Work instructions>
Check every line of the material below for the string "Time", and return the ones that have it.
## Start Data for the task
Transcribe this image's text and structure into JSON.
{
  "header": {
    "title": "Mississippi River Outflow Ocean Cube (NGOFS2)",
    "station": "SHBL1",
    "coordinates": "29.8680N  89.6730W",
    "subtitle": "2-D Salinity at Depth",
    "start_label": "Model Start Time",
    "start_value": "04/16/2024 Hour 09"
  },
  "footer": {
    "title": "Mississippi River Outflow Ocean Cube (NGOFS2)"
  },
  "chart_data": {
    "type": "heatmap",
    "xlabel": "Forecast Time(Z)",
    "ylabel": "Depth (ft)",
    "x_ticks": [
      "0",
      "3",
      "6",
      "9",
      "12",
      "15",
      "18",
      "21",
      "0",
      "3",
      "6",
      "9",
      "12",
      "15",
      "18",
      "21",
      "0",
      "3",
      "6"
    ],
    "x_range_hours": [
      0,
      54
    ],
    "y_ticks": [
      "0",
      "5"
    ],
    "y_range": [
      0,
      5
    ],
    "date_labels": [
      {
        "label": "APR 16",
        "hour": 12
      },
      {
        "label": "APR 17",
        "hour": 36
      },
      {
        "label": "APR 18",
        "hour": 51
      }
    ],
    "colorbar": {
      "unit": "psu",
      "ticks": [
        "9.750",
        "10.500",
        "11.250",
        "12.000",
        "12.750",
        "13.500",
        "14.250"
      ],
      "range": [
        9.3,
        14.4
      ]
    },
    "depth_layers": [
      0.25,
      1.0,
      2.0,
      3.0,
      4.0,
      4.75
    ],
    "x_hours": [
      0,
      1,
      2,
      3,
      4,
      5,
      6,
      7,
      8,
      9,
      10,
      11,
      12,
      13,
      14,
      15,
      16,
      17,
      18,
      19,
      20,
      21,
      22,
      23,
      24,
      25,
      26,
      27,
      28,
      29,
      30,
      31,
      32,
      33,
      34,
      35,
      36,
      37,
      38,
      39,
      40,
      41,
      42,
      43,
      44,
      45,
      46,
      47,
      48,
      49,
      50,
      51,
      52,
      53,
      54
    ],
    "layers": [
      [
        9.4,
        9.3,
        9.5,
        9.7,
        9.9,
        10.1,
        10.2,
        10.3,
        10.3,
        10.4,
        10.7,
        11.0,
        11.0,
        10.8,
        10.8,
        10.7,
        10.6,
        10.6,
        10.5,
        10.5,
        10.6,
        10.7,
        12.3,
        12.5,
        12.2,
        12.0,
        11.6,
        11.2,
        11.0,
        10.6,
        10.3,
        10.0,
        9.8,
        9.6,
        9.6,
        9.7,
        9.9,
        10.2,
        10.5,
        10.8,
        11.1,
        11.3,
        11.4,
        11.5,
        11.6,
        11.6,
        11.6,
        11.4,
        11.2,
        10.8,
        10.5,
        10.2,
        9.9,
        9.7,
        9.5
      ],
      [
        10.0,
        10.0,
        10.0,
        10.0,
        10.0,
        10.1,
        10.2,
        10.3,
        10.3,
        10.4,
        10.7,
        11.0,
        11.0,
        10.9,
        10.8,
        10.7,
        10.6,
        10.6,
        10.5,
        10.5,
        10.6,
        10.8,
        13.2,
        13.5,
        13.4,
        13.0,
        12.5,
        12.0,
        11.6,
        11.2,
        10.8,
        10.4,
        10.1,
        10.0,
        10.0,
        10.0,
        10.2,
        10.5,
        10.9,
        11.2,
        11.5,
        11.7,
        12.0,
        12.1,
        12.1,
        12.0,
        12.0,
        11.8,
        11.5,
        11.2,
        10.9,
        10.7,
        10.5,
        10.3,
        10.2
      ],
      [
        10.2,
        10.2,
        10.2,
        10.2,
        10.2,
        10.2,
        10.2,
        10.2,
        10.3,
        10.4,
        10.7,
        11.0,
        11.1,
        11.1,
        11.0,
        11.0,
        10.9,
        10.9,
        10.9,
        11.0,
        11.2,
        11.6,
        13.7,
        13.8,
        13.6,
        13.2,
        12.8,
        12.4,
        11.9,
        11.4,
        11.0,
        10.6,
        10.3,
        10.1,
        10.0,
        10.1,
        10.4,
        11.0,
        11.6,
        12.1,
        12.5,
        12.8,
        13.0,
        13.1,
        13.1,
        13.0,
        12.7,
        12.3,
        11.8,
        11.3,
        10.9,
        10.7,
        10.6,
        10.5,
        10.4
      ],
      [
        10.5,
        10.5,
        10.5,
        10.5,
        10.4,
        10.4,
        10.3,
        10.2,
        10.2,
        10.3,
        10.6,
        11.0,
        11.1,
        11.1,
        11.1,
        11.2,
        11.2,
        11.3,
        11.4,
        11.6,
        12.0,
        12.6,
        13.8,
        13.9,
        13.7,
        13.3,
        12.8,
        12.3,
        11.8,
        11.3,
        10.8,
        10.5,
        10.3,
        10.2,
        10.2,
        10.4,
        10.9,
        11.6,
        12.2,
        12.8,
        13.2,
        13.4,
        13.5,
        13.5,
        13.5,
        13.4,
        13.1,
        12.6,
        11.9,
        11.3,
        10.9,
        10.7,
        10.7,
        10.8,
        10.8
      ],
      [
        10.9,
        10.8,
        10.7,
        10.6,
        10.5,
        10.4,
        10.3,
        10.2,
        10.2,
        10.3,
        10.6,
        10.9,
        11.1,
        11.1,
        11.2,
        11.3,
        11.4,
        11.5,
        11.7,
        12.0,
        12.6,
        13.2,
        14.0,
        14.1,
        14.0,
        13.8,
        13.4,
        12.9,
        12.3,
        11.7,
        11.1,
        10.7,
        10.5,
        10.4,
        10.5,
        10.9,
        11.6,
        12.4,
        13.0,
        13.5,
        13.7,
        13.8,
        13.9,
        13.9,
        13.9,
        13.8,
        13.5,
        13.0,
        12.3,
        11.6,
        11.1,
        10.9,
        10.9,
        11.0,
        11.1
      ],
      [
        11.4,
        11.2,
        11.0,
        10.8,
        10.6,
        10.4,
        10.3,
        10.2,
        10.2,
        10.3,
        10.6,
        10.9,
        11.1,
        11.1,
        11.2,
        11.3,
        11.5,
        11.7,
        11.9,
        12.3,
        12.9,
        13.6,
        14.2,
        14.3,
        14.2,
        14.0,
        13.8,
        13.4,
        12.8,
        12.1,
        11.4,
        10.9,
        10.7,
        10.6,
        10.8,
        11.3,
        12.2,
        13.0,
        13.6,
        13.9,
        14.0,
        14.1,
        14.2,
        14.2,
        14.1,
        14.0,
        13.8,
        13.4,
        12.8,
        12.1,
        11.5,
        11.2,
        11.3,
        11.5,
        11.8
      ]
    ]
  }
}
## End Data for the task
## Start Data for the task
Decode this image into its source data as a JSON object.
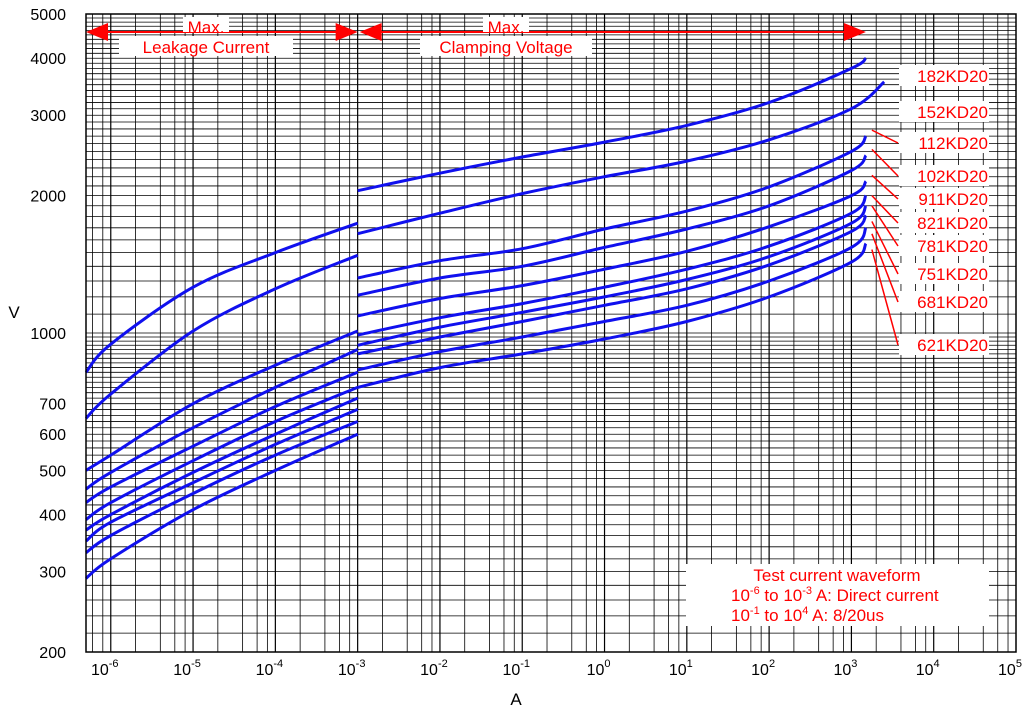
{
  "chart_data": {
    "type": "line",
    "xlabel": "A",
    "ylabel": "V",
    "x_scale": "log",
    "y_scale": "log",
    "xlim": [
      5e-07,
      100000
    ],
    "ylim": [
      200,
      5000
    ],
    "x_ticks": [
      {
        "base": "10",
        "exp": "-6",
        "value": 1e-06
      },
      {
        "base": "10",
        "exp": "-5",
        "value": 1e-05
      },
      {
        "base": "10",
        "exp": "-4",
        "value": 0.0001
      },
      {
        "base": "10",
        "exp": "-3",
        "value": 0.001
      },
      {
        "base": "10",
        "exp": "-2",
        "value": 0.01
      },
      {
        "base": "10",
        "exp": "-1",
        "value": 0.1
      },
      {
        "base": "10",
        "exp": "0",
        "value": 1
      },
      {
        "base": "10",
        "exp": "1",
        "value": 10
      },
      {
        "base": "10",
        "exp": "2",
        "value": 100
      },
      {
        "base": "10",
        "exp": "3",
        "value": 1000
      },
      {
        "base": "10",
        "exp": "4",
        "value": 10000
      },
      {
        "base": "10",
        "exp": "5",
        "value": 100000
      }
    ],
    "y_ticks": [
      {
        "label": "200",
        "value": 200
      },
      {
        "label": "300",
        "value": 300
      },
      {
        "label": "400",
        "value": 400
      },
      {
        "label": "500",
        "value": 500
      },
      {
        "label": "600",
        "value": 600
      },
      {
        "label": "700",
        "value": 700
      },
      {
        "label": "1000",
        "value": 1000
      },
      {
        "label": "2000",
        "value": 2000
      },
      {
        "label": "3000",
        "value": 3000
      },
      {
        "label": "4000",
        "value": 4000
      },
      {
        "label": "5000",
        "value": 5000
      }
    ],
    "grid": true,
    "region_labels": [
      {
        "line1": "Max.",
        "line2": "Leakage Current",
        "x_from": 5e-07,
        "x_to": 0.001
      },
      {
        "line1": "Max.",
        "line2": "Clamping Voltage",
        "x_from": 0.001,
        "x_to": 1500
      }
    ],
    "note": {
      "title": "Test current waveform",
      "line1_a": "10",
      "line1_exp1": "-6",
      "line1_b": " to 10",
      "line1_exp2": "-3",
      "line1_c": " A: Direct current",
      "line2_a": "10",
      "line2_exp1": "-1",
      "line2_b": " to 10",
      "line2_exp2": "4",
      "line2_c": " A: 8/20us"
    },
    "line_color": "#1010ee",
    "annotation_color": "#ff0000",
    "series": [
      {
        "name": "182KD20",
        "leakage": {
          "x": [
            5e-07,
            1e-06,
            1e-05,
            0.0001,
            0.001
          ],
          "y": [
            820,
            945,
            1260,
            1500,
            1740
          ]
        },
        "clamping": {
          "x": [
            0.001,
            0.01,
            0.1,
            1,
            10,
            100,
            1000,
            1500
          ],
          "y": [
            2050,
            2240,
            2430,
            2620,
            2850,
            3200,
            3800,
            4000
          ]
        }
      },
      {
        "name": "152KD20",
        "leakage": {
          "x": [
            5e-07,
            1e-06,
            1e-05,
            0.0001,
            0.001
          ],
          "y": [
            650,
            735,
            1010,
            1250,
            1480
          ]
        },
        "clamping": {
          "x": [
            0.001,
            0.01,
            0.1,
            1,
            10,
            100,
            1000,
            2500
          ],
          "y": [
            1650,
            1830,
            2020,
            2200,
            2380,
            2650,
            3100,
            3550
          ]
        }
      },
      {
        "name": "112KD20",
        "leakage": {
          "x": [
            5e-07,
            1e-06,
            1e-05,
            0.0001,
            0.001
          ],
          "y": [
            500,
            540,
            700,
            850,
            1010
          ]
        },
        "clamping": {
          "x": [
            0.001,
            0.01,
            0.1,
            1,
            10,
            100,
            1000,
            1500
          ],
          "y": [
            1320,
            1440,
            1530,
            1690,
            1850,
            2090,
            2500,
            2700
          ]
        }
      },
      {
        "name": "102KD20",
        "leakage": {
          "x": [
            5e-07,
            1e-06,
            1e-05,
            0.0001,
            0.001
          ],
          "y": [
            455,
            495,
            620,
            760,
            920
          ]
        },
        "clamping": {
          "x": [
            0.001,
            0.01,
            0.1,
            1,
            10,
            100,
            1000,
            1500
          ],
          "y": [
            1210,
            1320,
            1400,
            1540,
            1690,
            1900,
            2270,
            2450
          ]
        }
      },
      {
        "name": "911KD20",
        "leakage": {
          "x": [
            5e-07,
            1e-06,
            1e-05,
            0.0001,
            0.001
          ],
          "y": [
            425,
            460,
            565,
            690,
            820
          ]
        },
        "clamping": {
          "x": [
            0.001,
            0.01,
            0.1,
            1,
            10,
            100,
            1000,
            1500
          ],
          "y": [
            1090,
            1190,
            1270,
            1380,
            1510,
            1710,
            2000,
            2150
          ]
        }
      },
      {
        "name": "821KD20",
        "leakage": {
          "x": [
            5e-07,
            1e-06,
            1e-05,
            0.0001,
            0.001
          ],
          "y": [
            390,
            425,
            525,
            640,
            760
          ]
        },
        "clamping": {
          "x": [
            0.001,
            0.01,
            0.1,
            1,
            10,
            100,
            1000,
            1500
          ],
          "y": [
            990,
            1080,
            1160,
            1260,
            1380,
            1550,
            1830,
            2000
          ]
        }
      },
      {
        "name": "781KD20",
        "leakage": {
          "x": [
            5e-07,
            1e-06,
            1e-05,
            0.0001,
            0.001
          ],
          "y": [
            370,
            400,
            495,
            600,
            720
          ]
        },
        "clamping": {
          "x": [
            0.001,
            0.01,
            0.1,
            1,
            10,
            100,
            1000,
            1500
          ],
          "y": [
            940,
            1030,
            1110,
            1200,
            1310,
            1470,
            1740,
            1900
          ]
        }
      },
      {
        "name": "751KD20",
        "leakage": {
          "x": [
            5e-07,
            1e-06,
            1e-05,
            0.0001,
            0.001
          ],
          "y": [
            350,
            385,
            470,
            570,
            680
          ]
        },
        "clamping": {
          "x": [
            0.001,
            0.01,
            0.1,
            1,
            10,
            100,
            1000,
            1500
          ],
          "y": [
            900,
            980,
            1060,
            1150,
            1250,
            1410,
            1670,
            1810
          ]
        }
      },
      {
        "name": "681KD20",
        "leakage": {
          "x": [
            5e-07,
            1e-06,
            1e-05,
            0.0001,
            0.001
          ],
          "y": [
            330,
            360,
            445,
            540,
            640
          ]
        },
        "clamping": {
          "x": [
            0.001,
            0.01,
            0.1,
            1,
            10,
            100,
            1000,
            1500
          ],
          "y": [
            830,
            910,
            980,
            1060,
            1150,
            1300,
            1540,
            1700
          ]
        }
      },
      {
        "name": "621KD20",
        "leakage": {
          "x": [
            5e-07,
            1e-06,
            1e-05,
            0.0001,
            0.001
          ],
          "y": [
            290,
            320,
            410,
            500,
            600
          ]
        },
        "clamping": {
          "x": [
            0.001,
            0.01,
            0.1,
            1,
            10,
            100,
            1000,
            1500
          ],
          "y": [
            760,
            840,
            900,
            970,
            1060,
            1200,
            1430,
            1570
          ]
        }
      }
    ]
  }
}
## End Data for the task
## Start Data for the task
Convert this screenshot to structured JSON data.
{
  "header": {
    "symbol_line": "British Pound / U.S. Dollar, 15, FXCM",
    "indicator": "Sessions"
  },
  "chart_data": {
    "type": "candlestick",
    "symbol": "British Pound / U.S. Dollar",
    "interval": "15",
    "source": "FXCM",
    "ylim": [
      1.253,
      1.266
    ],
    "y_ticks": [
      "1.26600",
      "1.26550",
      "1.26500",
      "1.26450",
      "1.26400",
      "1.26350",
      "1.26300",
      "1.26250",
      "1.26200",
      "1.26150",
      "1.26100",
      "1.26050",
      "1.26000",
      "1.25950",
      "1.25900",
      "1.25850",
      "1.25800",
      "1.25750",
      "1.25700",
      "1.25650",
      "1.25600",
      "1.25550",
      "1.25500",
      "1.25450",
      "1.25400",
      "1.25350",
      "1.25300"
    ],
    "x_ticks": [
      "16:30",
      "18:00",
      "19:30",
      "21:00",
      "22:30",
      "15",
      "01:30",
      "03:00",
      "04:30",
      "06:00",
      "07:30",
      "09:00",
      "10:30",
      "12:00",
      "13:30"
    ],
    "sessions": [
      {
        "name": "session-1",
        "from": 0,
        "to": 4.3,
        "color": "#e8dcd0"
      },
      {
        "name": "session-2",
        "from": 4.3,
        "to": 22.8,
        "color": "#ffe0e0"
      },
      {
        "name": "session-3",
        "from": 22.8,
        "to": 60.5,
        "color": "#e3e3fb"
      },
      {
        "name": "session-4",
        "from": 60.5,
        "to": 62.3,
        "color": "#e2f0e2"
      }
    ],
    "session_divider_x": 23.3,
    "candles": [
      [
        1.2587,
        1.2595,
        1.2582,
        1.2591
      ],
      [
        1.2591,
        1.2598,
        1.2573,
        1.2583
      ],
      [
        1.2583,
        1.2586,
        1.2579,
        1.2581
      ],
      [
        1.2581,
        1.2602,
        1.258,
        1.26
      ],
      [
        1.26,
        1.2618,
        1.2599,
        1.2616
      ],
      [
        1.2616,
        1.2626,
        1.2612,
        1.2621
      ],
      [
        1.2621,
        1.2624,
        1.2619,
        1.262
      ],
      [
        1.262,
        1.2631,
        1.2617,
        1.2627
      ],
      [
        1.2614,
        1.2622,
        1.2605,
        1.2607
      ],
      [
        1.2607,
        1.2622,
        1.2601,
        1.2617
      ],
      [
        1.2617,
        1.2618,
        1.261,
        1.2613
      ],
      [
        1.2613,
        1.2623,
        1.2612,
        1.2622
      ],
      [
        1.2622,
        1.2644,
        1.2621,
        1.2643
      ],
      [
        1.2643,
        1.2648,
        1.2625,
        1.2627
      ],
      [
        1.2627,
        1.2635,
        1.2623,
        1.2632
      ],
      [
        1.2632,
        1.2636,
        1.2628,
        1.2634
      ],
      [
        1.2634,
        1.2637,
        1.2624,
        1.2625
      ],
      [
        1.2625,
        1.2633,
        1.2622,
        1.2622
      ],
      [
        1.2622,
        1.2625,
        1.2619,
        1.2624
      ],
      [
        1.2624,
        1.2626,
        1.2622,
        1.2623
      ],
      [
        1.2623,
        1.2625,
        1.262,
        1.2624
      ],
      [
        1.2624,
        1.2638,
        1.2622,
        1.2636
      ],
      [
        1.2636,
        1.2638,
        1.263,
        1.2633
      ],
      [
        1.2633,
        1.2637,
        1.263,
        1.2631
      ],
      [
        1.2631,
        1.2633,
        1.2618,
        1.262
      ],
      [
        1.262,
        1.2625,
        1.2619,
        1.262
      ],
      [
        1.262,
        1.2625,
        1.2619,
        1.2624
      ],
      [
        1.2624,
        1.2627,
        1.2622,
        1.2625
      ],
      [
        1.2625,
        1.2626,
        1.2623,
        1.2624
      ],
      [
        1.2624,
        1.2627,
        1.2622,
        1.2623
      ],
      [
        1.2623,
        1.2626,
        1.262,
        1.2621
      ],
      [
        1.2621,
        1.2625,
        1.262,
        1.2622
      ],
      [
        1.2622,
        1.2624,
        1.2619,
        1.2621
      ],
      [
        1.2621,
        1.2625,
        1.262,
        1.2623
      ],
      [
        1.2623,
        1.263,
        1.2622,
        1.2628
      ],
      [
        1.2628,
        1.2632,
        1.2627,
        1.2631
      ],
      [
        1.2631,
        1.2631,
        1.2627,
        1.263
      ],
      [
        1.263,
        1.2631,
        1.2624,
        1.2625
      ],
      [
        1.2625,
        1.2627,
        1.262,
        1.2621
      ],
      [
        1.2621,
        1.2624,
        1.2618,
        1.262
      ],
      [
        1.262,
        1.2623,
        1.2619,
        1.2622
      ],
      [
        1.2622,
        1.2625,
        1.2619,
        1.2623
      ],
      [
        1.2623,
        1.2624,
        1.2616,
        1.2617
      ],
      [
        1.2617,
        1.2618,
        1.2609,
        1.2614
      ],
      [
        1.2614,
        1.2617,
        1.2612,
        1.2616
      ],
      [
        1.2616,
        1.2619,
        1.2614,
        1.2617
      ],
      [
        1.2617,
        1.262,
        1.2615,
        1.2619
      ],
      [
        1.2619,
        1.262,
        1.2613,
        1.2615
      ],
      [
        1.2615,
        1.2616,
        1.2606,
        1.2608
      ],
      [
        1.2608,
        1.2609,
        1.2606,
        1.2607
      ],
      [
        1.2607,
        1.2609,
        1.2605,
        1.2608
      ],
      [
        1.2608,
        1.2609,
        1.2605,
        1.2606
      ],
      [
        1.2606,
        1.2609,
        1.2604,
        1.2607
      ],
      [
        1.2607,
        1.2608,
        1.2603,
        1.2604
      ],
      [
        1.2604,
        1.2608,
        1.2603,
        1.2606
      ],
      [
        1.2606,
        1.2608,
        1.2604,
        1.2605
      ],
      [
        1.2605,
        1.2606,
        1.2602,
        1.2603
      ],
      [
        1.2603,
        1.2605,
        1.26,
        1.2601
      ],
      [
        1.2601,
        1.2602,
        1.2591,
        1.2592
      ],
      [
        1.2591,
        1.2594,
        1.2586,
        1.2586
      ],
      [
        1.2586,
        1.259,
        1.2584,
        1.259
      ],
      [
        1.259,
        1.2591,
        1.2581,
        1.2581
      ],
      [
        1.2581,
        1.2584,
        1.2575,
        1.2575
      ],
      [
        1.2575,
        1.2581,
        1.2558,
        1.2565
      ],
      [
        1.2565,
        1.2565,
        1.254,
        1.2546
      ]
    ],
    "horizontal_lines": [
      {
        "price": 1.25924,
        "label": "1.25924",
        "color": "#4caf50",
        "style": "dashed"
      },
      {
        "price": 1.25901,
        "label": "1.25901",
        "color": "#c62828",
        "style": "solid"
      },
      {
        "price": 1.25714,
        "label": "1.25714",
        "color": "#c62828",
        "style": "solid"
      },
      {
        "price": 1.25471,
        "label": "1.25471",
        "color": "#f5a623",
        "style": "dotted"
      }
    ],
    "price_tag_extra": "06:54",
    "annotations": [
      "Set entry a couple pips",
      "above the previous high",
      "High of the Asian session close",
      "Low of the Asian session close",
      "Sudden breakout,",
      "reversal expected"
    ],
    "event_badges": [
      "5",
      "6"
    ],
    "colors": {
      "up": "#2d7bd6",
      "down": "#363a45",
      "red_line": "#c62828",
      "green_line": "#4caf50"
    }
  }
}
## End Data for the task
Solved problem>
    "start_label": "Model Start Time",
    "xlabel": "Forecast Time(Z)",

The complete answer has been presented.